**Excerpted text**
A key challenge in achieving this goal comes from the reality that scientists have yet to identify genes whose (differential) expression patterns in cancer vs. controls are specifically associated with individual stages of a cancer type, and hence can be used for cancer-stage prediction. Our own analyses have discovered that co-expression patterns are considerably more informative than differential expressions of individual genes for cancer staging. Here we present a co-expression based cancer staging method. To the best of our knowledge, there are no published studies that predict cancer stages using co-expression patterns of cancer tissues.

A technical challenge in applying co-expression data for cancer staging is: how to derive co-expression information of genes in individual tissue samples since it generally requires multiple samples to infer such information while cancer staging needs to be done on individual tissues. Fortunately, Chen and co-workers have recently published a statistical method for inference of co-expressed genes in a single sample through comparing the co-expressed genes in a set of reference samples and those in the reference set plus the current sample28. Specifically, the approach assesses if the co-expression patterns among the reference samples are enhanced or weakened by including the sample into the reference set, namely an expanded set. A pair of genes in the new sample is considered as having the same co-expression pattern in the reference set and the expanded set if its co-expression level in the latter is not statistically lower than in the former. Hence, when applied to all gene pairs, a set of co-expressed genes can be derived for the given sample with respect to the reference set. This method has been applied to solving a variety of co-expression analysis problems and found to be highly effective28.

**Given records**

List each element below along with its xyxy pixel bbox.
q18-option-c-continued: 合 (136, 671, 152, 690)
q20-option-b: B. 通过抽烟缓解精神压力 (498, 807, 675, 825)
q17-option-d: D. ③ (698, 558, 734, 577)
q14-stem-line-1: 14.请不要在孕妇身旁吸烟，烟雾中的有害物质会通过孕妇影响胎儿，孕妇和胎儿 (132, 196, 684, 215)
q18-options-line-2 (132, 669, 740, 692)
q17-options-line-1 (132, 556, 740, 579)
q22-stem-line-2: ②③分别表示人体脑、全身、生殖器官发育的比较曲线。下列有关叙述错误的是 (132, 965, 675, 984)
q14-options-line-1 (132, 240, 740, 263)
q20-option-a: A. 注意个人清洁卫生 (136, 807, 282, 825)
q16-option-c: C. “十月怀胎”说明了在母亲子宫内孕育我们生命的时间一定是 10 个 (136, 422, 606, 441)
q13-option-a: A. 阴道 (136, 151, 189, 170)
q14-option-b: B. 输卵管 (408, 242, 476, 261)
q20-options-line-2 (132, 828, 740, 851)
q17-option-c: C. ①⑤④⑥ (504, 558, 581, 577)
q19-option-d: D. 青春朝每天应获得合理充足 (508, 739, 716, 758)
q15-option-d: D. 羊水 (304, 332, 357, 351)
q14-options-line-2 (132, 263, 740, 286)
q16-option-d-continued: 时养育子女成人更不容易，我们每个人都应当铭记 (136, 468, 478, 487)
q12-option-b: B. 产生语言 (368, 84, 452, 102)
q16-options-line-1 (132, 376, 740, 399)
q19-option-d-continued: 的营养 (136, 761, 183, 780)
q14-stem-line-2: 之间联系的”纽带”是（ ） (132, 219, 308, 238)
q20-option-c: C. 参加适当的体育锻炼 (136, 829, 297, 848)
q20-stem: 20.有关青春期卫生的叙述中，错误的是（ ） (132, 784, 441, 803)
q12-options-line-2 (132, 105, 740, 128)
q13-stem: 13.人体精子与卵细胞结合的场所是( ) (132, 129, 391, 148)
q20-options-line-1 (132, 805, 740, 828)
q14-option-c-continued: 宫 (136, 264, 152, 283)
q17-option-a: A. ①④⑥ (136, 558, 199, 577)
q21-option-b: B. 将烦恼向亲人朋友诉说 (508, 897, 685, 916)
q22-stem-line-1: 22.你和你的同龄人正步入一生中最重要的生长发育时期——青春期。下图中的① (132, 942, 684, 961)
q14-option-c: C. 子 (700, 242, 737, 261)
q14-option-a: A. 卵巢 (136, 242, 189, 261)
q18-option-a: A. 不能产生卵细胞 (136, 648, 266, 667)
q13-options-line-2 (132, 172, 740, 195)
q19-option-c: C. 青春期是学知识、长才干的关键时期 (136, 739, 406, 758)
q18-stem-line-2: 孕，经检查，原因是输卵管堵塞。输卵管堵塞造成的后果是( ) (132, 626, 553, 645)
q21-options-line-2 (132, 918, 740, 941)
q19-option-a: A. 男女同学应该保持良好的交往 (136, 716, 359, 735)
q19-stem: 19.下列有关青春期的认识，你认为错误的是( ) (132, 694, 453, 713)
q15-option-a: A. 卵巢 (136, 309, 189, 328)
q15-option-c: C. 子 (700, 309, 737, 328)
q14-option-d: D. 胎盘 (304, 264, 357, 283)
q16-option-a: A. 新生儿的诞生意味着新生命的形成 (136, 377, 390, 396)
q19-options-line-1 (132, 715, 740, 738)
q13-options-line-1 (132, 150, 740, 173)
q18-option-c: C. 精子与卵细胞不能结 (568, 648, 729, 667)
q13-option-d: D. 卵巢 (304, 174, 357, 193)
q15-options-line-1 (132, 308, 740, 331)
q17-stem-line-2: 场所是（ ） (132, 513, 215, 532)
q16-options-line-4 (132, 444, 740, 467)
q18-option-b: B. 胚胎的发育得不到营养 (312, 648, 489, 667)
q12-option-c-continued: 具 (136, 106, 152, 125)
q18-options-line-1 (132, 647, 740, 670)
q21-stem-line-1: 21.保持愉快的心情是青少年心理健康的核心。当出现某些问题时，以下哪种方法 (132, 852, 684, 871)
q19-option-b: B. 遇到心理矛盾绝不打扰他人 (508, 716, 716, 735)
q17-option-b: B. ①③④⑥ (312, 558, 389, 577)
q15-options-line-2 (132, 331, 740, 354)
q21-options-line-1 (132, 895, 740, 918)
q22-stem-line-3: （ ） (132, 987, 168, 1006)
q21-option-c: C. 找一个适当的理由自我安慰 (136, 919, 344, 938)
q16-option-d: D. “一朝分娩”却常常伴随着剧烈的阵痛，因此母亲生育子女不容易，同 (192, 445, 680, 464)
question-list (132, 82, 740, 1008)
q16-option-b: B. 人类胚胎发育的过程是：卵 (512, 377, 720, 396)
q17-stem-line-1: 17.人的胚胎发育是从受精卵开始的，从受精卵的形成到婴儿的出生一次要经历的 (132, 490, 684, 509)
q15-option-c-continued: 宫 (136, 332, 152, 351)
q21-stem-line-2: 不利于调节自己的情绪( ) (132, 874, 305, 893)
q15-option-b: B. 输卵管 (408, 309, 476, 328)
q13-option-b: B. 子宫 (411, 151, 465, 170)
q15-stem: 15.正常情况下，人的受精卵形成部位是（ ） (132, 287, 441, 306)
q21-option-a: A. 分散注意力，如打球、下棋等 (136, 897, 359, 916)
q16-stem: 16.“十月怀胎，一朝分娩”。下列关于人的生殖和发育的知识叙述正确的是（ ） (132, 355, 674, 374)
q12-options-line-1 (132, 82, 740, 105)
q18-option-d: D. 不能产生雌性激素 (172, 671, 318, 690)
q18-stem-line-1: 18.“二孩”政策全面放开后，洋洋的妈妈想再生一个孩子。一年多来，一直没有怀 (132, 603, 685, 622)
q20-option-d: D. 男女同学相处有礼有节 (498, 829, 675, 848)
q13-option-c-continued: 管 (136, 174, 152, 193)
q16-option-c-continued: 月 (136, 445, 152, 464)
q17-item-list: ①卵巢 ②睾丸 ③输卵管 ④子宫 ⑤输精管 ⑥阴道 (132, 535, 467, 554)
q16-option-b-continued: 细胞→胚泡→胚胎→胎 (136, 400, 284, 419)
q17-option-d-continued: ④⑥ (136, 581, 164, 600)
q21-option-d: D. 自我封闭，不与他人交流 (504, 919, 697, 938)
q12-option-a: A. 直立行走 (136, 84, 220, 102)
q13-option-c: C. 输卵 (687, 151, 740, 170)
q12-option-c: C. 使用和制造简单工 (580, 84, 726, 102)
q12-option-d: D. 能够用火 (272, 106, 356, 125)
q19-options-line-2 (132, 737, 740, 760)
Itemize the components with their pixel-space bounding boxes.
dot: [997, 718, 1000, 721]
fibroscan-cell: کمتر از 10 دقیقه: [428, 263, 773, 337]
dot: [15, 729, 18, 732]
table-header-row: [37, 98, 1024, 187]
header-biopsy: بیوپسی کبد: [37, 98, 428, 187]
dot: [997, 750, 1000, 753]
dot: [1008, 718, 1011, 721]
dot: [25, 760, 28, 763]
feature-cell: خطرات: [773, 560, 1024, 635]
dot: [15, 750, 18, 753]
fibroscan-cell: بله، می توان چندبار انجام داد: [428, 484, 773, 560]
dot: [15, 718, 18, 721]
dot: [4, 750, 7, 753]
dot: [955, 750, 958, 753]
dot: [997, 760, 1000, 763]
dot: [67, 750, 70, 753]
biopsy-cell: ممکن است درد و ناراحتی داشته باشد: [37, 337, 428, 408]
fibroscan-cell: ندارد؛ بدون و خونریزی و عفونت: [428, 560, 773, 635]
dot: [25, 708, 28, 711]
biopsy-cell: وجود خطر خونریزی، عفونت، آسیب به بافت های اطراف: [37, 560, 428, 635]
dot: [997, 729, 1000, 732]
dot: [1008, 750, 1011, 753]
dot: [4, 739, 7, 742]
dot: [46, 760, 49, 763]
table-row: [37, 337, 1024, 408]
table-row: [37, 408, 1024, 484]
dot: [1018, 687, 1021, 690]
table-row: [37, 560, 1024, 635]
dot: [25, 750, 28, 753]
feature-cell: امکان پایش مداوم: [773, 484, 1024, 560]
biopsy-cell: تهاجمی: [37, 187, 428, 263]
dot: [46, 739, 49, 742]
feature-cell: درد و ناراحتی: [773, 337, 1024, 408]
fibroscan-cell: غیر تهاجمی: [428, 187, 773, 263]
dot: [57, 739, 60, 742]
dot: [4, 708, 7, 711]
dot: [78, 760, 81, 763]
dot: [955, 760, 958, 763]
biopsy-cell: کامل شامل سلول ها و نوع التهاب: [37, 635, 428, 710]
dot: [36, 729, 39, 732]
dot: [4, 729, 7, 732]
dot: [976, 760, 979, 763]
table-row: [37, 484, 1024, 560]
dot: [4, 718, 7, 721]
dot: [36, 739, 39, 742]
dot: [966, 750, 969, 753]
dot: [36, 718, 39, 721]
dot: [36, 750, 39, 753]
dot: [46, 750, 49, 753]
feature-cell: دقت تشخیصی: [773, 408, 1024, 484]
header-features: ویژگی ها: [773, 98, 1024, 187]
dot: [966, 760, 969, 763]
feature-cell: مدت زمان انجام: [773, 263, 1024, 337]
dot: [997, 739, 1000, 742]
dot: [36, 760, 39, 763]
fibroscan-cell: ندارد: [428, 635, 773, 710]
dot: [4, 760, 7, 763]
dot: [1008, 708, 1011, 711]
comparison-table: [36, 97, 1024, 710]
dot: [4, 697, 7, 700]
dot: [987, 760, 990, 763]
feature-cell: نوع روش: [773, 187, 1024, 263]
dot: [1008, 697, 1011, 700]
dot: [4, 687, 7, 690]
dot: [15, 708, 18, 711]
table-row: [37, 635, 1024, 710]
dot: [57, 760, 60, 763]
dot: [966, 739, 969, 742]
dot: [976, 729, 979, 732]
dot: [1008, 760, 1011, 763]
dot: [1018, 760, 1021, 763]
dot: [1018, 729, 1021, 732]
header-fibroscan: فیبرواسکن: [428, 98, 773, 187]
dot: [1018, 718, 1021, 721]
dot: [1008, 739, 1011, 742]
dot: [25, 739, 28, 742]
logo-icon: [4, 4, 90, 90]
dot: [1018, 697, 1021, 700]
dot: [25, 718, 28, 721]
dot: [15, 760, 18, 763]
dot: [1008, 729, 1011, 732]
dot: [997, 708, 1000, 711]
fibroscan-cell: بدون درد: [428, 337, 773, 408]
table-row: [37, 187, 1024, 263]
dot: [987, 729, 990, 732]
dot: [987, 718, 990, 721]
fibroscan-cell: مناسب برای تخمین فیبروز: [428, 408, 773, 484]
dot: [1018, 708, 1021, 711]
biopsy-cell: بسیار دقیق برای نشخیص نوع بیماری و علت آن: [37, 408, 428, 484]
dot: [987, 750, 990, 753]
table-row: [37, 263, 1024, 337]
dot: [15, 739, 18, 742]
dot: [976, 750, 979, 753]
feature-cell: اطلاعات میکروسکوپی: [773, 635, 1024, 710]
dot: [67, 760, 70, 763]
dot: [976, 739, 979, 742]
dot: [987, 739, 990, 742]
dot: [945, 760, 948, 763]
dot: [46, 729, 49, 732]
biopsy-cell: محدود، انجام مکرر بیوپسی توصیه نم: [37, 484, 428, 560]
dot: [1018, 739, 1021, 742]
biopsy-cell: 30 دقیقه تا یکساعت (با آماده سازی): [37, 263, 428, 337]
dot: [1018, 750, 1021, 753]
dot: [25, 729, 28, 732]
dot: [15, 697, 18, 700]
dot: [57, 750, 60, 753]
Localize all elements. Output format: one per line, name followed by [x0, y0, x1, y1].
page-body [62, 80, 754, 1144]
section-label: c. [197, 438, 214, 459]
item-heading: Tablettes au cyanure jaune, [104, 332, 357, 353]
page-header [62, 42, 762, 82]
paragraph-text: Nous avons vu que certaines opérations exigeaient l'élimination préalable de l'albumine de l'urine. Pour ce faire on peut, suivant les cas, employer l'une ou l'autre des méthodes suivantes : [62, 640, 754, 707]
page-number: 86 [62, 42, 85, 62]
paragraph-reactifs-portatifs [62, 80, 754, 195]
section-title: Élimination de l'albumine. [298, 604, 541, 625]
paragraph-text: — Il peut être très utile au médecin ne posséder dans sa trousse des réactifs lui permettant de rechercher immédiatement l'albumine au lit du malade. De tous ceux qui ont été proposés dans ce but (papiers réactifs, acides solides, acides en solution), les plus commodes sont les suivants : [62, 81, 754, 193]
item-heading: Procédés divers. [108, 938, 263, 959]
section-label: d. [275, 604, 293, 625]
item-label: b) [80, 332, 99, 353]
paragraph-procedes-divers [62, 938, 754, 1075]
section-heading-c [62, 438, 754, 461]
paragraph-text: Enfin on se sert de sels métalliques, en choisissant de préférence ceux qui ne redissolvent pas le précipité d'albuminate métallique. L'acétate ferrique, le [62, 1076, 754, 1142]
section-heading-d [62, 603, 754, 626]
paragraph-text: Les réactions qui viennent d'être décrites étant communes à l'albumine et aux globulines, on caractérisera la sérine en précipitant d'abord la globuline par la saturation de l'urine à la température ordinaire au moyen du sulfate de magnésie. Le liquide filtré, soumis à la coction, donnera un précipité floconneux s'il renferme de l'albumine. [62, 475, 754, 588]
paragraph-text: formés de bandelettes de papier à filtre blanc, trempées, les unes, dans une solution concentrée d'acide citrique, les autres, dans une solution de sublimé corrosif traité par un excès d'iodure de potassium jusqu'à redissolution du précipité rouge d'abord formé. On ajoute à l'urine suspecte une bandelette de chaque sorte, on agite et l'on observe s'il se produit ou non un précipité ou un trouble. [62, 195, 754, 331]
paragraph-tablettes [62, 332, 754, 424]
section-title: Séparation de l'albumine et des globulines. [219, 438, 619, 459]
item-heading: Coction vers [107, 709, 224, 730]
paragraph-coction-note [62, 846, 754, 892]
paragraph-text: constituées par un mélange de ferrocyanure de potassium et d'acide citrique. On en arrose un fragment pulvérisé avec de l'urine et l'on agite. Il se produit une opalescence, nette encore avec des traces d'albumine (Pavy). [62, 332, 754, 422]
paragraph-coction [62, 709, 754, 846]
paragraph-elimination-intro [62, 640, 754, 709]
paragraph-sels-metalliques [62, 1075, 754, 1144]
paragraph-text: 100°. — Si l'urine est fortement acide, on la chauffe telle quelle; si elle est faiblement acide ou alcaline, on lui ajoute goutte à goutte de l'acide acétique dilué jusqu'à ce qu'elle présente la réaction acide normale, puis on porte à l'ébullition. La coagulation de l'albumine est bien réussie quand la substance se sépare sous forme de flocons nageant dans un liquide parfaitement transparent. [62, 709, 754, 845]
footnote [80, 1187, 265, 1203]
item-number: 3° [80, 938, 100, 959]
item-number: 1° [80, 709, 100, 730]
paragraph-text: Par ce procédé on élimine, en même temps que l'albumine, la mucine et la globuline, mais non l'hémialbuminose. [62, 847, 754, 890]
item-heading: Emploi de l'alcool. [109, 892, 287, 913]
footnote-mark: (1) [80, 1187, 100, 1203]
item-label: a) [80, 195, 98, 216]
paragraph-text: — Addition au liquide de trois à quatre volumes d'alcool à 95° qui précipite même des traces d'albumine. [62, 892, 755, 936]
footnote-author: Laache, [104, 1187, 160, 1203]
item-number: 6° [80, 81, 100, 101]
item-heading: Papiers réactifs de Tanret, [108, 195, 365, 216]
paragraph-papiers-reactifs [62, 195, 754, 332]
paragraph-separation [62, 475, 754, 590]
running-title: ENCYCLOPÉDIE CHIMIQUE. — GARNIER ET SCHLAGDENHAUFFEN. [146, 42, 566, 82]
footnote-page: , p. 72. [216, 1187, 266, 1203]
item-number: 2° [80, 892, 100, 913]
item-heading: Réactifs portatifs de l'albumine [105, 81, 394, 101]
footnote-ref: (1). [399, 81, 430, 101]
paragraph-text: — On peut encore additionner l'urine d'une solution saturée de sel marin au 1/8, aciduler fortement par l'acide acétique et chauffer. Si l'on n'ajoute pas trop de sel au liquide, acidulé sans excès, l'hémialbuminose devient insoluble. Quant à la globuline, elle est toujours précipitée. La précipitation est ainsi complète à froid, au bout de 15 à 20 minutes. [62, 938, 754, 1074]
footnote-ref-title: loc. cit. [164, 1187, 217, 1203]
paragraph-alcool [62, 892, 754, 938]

**Parts of the exercise**
- a) Could you reproduce the passage on co-expression-based cancer staging word for word, starting at "A key challenge" and ending after "of cancer tissues."?
- b) Can you write the next part of the passage on co-expression-based cancer staging, picking up after its final sentence?

**Responses per task**
- a)
A key challenge in achieving this goal comes from the reality that scientists have yet to identify genes whose (differential) expression patterns in cancer vs. controls are specifically associated with individual stages of a cancer type, and hence can be used for cancer-stage prediction. Our own analyses have discovered that co-expression patterns are considerably more informative than differential expressions of individual genes for cancer staging. Here we present a co-expression based cancer staging method. To the best of our knowledge, there are no published studies that predict cancer stages using co-expression patterns of cancer tissues.

- b)
We have adapted and applied this approach to cancer tissue staging. Specifically, we assume that some samples for each stage of a cancer type are available, along with their genome-scale transcriptomic data, from which co-expression patterns can be derived reliably for each stage of the cancer type. Then a new sample is assigned to a stage if the sample’s co-expression pattern is most consistent with the co-expression patterns of the stage of the reference samples within a specified level of difference. We have applied this staging approach to eight cancer types in the TCGA database for stage prediction, representing all the cancer types that has at least ten cancer samples in each of the four stages. The consistency levels range from 71 to 95% across the eight cancer types we studied. The reason we have applied our method only to the TCGA data is that the data are collected from cancer tissue samples, rather than cell lines29,30, with the highest data quality compared to other databases.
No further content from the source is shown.